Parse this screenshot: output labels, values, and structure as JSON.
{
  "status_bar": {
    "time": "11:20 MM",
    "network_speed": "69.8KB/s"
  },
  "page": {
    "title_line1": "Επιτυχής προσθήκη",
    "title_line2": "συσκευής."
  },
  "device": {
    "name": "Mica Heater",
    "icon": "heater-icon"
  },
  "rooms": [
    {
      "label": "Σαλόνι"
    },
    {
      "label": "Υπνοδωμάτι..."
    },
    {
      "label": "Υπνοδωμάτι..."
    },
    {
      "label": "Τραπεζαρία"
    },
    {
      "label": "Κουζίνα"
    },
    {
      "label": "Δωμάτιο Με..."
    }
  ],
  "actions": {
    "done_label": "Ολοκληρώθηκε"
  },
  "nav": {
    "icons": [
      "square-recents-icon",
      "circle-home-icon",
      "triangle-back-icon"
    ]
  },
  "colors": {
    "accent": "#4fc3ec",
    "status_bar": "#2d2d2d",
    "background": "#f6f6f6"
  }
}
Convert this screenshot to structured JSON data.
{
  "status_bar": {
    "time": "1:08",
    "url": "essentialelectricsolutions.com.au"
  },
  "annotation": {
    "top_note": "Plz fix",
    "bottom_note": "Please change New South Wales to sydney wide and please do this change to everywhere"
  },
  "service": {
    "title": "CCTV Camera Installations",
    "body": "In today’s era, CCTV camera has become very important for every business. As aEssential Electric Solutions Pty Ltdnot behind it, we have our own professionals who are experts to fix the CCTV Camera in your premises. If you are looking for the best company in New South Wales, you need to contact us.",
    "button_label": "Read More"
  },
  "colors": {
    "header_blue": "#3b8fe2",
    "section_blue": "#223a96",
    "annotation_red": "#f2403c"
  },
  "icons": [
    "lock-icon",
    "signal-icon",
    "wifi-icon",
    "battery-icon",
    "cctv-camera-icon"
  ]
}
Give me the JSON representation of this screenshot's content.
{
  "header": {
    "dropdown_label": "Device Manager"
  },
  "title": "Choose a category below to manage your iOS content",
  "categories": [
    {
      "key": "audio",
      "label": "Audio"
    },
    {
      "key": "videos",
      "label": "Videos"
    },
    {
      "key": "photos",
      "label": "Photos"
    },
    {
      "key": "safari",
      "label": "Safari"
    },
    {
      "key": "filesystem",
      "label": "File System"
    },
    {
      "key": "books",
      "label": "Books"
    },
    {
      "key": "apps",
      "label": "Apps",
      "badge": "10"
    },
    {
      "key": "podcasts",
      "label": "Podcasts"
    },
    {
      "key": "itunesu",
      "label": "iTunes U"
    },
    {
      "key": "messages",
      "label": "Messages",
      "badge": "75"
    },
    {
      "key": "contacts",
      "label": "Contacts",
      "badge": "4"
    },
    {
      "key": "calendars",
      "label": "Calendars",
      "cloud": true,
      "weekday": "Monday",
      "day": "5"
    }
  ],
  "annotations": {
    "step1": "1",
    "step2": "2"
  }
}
------------------------------------
_What is asked_: Indicate how many lines of the material include the word "content"; the number alone is required.

_Finished answer_: 2